╭──

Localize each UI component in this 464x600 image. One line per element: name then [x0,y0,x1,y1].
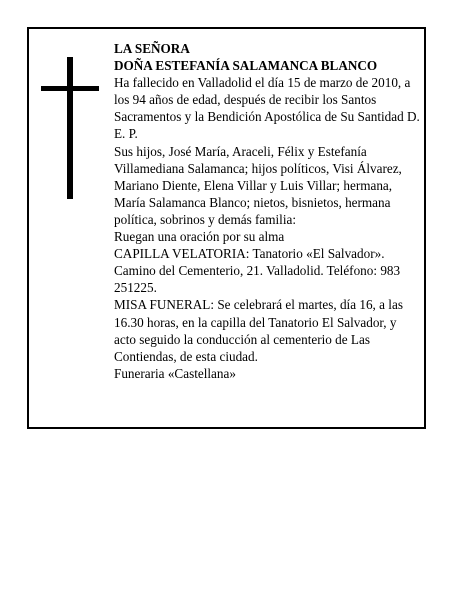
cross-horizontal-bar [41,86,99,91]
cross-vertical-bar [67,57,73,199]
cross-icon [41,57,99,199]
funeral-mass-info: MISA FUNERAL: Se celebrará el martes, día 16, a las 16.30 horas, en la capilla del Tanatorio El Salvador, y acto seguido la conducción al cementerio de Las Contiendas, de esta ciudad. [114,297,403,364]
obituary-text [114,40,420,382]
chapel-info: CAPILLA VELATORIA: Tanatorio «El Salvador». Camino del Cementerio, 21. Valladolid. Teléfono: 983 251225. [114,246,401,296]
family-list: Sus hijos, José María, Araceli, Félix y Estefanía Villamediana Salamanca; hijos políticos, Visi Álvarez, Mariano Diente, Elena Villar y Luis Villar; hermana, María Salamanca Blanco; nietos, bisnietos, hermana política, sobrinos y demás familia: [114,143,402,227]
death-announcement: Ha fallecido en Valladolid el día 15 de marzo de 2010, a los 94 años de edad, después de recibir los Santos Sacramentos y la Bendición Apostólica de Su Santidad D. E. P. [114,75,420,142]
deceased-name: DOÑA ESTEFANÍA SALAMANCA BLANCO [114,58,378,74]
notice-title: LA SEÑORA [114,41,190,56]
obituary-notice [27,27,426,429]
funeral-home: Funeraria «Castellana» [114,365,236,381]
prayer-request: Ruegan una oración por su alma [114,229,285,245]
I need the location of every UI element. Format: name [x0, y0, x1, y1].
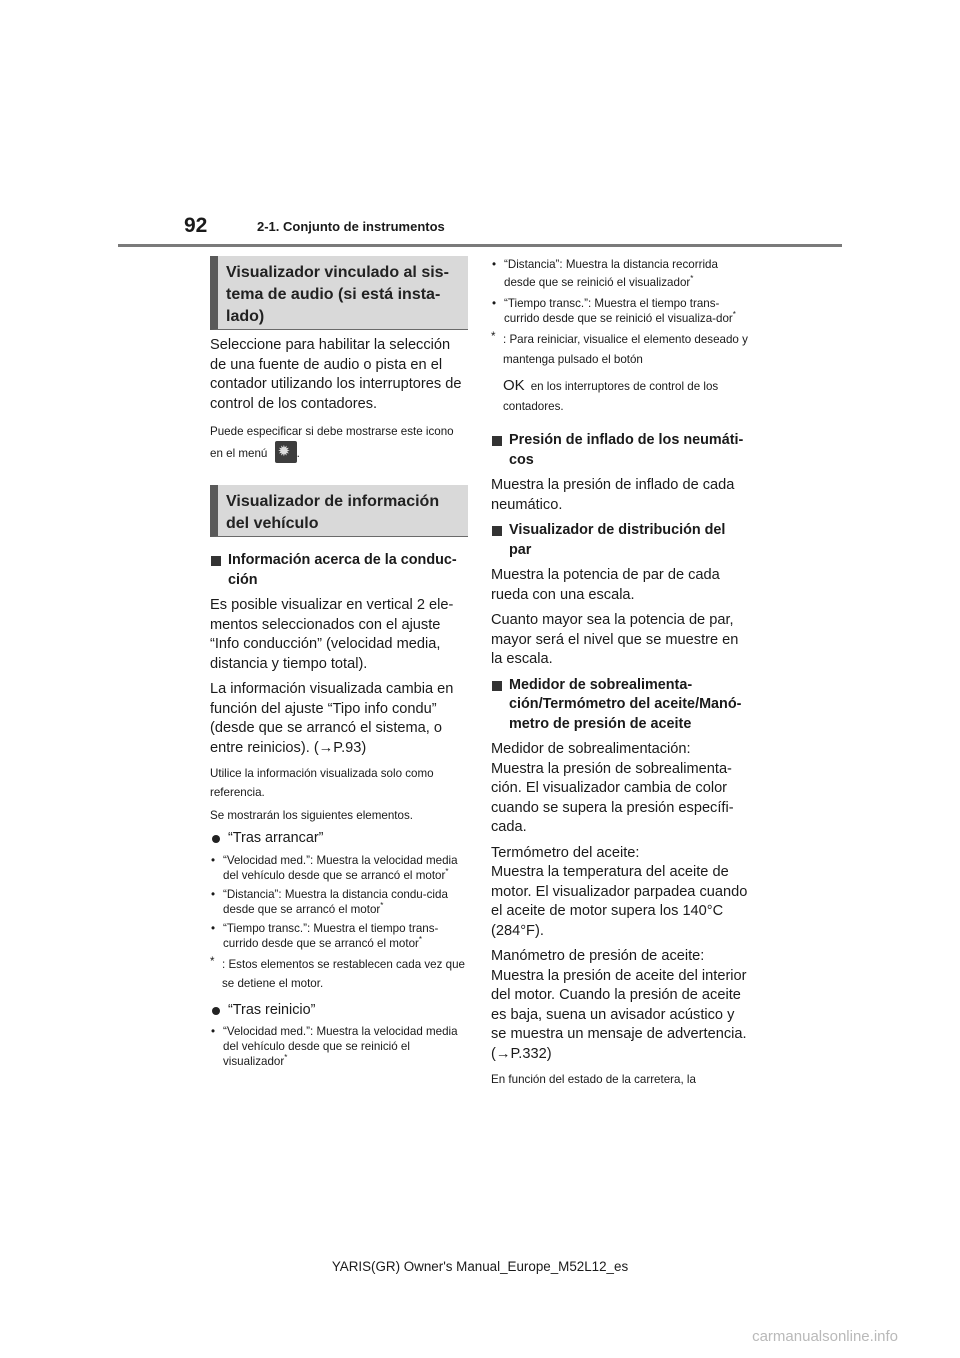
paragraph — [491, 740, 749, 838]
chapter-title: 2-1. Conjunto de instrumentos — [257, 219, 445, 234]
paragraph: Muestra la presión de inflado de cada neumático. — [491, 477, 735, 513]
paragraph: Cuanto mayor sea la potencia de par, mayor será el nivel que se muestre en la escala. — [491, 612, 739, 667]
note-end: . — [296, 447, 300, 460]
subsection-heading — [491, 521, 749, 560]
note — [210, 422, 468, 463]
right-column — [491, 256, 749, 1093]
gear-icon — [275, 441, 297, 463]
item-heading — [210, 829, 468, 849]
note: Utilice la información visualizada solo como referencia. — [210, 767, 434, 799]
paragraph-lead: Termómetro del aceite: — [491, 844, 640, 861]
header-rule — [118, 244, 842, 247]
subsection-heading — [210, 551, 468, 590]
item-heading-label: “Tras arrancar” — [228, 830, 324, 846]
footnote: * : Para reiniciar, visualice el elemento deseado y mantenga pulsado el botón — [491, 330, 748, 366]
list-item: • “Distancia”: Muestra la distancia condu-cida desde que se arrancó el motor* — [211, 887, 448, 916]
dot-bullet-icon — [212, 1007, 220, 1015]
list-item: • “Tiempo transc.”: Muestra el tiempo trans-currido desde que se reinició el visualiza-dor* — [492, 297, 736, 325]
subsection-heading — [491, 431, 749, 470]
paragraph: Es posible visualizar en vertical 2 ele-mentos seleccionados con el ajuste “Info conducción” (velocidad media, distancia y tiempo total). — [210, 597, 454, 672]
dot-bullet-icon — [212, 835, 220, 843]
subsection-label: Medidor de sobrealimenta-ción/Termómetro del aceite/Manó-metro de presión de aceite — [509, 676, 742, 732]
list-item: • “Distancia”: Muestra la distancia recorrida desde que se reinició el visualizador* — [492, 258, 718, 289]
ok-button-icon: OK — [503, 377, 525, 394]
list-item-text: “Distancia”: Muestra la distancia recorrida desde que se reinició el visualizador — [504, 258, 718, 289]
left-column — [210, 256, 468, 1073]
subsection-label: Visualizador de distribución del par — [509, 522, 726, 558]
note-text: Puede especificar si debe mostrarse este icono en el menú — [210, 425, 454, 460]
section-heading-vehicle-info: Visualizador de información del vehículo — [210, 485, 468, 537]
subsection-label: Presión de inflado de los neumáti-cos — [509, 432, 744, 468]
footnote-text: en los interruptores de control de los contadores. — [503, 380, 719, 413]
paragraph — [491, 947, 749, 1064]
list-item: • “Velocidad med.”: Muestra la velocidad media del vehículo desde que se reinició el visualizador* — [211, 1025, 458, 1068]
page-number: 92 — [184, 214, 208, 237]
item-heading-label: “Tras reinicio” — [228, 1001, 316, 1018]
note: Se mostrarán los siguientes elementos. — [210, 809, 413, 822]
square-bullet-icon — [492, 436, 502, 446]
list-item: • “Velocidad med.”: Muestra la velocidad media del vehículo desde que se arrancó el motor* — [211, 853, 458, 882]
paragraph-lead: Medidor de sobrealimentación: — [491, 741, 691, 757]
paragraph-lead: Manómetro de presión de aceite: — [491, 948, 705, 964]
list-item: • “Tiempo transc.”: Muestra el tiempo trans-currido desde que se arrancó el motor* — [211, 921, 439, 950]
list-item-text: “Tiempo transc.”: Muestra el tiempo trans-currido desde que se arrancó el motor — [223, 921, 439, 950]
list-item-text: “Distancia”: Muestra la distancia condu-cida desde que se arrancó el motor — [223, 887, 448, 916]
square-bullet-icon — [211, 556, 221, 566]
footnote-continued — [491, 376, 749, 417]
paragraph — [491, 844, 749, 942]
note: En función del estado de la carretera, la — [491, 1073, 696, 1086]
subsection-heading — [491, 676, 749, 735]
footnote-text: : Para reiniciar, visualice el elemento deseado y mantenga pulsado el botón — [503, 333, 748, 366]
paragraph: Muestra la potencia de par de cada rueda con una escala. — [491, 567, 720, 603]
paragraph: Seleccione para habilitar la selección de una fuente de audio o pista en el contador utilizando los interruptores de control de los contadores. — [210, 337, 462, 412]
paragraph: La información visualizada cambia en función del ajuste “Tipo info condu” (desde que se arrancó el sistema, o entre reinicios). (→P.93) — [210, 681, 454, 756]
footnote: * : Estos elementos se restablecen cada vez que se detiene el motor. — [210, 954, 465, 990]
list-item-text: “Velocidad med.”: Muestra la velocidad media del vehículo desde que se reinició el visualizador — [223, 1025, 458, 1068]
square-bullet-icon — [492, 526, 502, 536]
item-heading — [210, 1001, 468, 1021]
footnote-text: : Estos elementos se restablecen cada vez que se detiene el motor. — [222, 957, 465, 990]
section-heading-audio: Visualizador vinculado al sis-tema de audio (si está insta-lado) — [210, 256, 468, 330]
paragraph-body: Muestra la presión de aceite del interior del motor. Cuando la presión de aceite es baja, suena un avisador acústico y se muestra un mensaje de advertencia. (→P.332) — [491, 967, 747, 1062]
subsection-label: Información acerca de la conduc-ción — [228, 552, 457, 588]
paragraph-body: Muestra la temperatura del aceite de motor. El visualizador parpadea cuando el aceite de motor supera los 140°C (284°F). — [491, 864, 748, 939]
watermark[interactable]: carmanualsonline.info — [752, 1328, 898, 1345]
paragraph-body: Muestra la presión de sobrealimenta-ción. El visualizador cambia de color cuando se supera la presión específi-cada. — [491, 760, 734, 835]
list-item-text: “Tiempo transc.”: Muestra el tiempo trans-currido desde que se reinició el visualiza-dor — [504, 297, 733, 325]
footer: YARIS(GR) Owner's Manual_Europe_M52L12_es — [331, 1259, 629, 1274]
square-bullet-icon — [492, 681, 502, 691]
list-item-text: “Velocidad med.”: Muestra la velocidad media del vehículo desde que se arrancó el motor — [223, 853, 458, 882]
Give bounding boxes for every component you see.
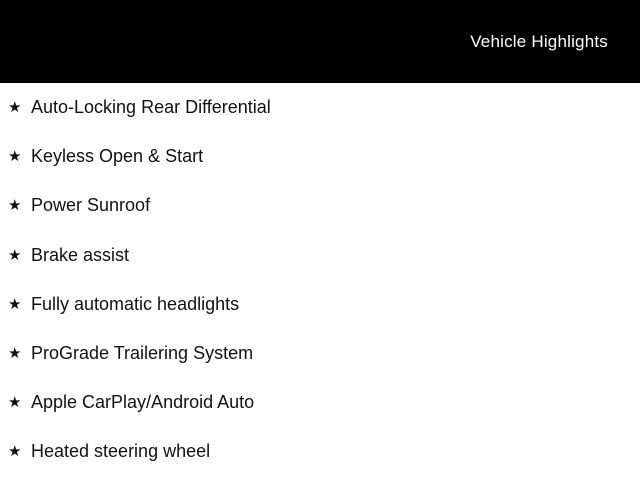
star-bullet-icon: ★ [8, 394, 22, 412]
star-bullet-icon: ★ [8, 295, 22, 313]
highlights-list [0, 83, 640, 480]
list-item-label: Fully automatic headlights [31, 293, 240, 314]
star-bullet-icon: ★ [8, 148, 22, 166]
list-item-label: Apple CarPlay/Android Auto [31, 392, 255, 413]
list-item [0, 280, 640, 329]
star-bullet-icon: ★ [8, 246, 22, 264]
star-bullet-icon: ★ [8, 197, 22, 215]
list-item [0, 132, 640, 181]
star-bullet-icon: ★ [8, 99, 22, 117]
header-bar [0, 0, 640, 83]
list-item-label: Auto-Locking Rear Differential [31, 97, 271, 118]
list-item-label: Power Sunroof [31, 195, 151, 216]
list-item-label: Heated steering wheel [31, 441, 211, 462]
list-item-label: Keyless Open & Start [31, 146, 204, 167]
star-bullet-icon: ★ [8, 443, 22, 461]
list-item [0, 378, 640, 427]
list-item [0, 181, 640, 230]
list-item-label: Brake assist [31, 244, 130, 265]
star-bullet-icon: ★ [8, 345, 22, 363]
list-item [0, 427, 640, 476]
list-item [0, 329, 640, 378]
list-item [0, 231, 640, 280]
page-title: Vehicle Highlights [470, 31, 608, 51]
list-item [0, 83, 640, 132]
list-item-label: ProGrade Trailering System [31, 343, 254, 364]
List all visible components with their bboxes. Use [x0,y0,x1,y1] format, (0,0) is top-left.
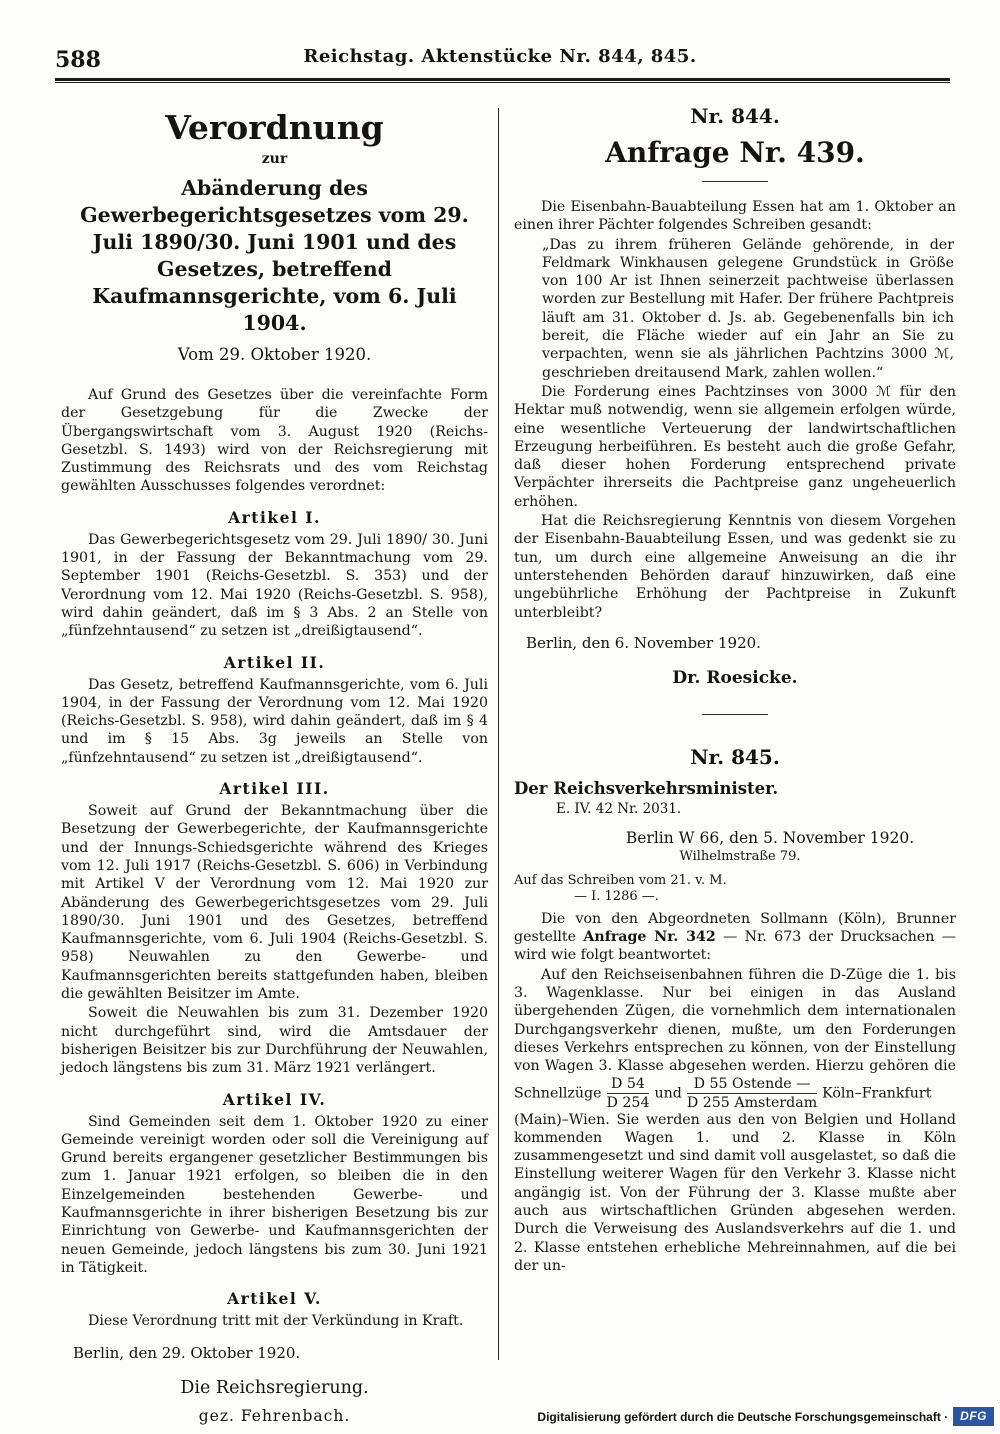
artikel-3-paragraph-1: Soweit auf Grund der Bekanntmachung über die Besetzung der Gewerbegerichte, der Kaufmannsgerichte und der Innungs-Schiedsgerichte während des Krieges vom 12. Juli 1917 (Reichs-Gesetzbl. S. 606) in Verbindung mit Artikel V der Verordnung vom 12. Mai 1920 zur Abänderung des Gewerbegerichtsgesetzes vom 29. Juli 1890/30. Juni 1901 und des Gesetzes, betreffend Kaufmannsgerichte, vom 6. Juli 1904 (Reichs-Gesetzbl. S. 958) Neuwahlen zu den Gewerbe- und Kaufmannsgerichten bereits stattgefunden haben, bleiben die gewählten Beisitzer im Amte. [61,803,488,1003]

╰──

Exercise directions: Could you copy the rows word for word, from the very first one up to and including the line that contains "I need the location", leaving the pictures out?

Exercise answer:
Localize each UI component in this 464x600 image. One line per element: name then [x0,y0,x1,y1].
cross-horizontal-bar [41,86,99,91]
cross-vertical-bar [67,57,73,199]
cross-icon [41,57,99,199]
funeral-mass-info: MISA FUNERAL: Se celebrará el martes, día 16, a las 16.30 horas, en la capilla del Tanatorio El Salvador, y acto seguido la conducción al cementerio de Las Contiendas, de esta ciudad. [114,297,403,364]
obituary-text [114,40,420,382]
chapel-info: CAPILLA VELATORIA: Tanatorio «El Salvador». Camino del Cementerio, 21. Valladolid. Teléfono: 983 251225. [114,246,401,296]
family-list: Sus hijos, José María, Araceli, Félix y Estefanía Villamediana Salamanca; hijos políticos, Visi Álvarez, Mariano Diente, Elena Villar y Luis Villar; hermana, María Salamanca Blanco; nietos, bisnietos, hermana política, sobrinos y demás familia: [114,143,402,227]
death-announcement: Ha fallecido en Valladolid el día 15 de marzo de 2010, a los 94 años de edad, después de recibir los Santos Sacramentos y la Bendición Apostólica de Su Santidad D. E. P. [114,75,420,142]
deceased-name: DOÑA ESTEFANÍA SALAMANCA BLANCO [114,58,378,74]
notice-title: LA SEÑORA [114,41,190,56]
obituary-notice [27,27,426,429]
funeral-home: Funeraria «Castellana» [114,365,236,381]
prayer-request: Ruegan una oración por su alma [114,229,285,245]
I need the location of every UI element. Format: name [x0, y0, x1, y1].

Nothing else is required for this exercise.